Task details :: Reproduce the listing below, replacing every occurrence of "DVD player" with "disc player" and leaving everything else unchanged.

··· Available records

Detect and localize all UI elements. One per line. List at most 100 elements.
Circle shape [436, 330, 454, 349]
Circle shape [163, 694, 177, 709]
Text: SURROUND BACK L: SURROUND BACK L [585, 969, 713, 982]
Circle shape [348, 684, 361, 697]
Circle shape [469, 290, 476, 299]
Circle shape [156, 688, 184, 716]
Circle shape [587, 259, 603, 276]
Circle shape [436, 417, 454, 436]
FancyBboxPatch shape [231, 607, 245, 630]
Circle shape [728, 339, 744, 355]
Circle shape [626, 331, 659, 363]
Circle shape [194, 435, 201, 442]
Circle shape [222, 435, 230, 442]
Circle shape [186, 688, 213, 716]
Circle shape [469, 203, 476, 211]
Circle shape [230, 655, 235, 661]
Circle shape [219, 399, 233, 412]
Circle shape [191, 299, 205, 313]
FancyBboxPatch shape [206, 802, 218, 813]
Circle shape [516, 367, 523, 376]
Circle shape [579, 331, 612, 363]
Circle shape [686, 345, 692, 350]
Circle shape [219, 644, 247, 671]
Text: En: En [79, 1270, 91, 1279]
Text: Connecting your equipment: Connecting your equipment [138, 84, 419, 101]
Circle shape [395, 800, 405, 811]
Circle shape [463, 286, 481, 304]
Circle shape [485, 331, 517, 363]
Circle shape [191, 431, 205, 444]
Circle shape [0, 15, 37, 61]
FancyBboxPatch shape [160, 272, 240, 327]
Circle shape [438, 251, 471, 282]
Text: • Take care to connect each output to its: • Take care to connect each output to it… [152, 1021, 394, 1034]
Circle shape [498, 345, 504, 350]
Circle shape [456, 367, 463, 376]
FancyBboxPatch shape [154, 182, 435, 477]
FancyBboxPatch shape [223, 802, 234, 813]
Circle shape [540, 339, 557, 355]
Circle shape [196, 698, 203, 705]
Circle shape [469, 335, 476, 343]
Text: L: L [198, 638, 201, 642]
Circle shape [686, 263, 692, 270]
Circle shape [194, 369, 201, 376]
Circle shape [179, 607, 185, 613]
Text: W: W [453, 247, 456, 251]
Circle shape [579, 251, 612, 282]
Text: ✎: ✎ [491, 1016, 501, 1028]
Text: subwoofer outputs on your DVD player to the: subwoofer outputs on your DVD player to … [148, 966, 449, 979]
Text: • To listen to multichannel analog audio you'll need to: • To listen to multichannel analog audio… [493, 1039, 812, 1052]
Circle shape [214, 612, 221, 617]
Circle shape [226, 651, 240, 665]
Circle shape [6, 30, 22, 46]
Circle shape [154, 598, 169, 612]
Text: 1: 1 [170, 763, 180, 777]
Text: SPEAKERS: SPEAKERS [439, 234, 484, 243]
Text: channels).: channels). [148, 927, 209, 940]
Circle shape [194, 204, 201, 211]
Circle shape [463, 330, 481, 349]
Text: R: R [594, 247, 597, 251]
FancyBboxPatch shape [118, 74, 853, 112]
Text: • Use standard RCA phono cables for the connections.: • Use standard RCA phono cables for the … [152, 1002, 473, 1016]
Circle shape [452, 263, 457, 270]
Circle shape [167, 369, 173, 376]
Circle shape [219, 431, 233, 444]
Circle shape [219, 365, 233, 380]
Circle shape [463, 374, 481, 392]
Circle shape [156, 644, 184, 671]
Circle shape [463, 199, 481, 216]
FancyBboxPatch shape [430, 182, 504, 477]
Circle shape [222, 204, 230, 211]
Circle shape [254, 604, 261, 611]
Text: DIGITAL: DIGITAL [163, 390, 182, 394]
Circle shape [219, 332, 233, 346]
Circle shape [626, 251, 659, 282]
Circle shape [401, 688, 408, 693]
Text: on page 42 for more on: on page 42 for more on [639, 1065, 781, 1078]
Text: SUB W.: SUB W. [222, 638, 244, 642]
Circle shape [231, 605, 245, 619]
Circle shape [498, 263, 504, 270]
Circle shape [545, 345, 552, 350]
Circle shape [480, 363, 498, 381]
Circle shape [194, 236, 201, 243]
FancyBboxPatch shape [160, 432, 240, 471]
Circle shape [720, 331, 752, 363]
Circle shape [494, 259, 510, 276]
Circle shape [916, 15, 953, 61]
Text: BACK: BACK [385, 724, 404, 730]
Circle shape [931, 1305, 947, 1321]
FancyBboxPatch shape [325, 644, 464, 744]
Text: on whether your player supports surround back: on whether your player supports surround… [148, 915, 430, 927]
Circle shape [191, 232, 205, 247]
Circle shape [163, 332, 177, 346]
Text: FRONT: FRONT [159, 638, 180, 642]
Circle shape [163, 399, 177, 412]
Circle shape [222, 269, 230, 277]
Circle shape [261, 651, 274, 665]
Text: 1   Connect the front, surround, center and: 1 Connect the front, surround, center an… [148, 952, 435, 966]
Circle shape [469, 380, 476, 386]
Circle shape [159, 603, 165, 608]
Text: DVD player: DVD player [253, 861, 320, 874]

······

Reply ::
Detect and localize all UI elements. One per line. List at most 100 elements.
Circle shape [436, 330, 454, 349]
Circle shape [163, 694, 177, 709]
Text: SURROUND BACK L: SURROUND BACK L [585, 969, 713, 982]
Circle shape [348, 684, 361, 697]
Circle shape [469, 290, 476, 299]
Circle shape [156, 688, 184, 716]
Circle shape [587, 259, 603, 276]
Circle shape [436, 417, 454, 436]
FancyBboxPatch shape [231, 607, 245, 630]
Circle shape [728, 339, 744, 355]
Circle shape [626, 331, 659, 363]
Circle shape [194, 435, 201, 442]
Circle shape [222, 435, 230, 442]
Circle shape [186, 688, 213, 716]
Circle shape [469, 203, 476, 211]
Circle shape [230, 655, 235, 661]
Circle shape [219, 399, 233, 412]
Circle shape [191, 299, 205, 313]
FancyBboxPatch shape [206, 802, 218, 813]
Circle shape [516, 367, 523, 376]
Circle shape [579, 331, 612, 363]
Circle shape [686, 345, 692, 350]
Circle shape [219, 644, 247, 671]
Text: En: En [79, 1270, 91, 1279]
Text: Connecting your equipment: Connecting your equipment [138, 84, 419, 101]
Circle shape [395, 800, 405, 811]
Circle shape [463, 286, 481, 304]
Circle shape [485, 331, 517, 363]
Circle shape [191, 431, 205, 444]
Circle shape [0, 15, 37, 61]
FancyBboxPatch shape [160, 272, 240, 327]
Circle shape [438, 251, 471, 282]
Text: • Take care to connect each output to its: • Take care to connect each output to it… [152, 1021, 394, 1034]
Circle shape [498, 345, 504, 350]
Circle shape [456, 367, 463, 376]
FancyBboxPatch shape [154, 182, 435, 477]
FancyBboxPatch shape [223, 802, 234, 813]
Circle shape [540, 339, 557, 355]
Circle shape [196, 698, 203, 705]
Circle shape [469, 335, 476, 343]
Text: L: L [198, 638, 201, 642]
Circle shape [686, 263, 692, 270]
Circle shape [194, 369, 201, 376]
Circle shape [179, 607, 185, 613]
Text: W: W [453, 247, 456, 251]
Circle shape [579, 251, 612, 282]
Text: ✎: ✎ [491, 1016, 501, 1028]
Text: subwoofer outputs on your disc player to the: subwoofer outputs on your disc player to … [148, 966, 449, 979]
Text: • To listen to multichannel analog audio you'll need to: • To listen to multichannel analog audio… [493, 1039, 812, 1052]
Circle shape [214, 612, 221, 617]
Circle shape [226, 651, 240, 665]
Circle shape [6, 30, 22, 46]
Circle shape [154, 598, 169, 612]
Text: 1: 1 [170, 763, 180, 777]
Text: SPEAKERS: SPEAKERS [439, 234, 484, 243]
Text: channels).: channels). [148, 927, 209, 940]
Circle shape [194, 204, 201, 211]
Circle shape [463, 330, 481, 349]
Text: R: R [594, 247, 597, 251]
FancyBboxPatch shape [118, 74, 853, 112]
Text: • Use standard RCA phono cables for the connections.: • Use standard RCA phono cables for the … [152, 1002, 473, 1016]
Circle shape [452, 263, 457, 270]
Circle shape [167, 369, 173, 376]
Circle shape [219, 431, 233, 444]
Circle shape [219, 365, 233, 380]
Circle shape [463, 374, 481, 392]
Circle shape [156, 644, 184, 671]
Circle shape [463, 199, 481, 216]
FancyBboxPatch shape [430, 182, 504, 477]
Circle shape [222, 204, 230, 211]
Circle shape [254, 604, 261, 611]
Text: DIGITAL: DIGITAL [163, 390, 182, 394]
Circle shape [219, 332, 233, 346]
Circle shape [626, 251, 659, 282]
Circle shape [401, 688, 408, 693]
Text: on page 42 for more on: on page 42 for more on [639, 1065, 781, 1078]
Text: SUB W.: SUB W. [222, 638, 244, 642]
Circle shape [231, 605, 245, 619]
Circle shape [498, 263, 504, 270]
Circle shape [545, 345, 552, 350]
Circle shape [480, 363, 498, 381]
Circle shape [194, 236, 201, 243]
FancyBboxPatch shape [160, 432, 240, 471]
Circle shape [720, 331, 752, 363]
Circle shape [494, 259, 510, 276]
Circle shape [916, 15, 953, 61]
Text: BACK: BACK [385, 724, 404, 730]
Circle shape [931, 1305, 947, 1321]
FancyBboxPatch shape [325, 644, 464, 744]
Text: on whether your player supports surround back: on whether your player supports surround… [148, 915, 430, 927]
Circle shape [191, 232, 205, 247]
Circle shape [163, 332, 177, 346]
Text: FRONT: FRONT [159, 638, 180, 642]
Circle shape [163, 399, 177, 412]
Circle shape [222, 269, 230, 277]
Circle shape [261, 651, 274, 665]
Text: 1   Connect the front, surround, center and: 1 Connect the front, surround, center an… [148, 952, 435, 966]
Circle shape [469, 380, 476, 386]
Circle shape [159, 603, 165, 608]
Text: disc player: disc player [253, 861, 320, 874]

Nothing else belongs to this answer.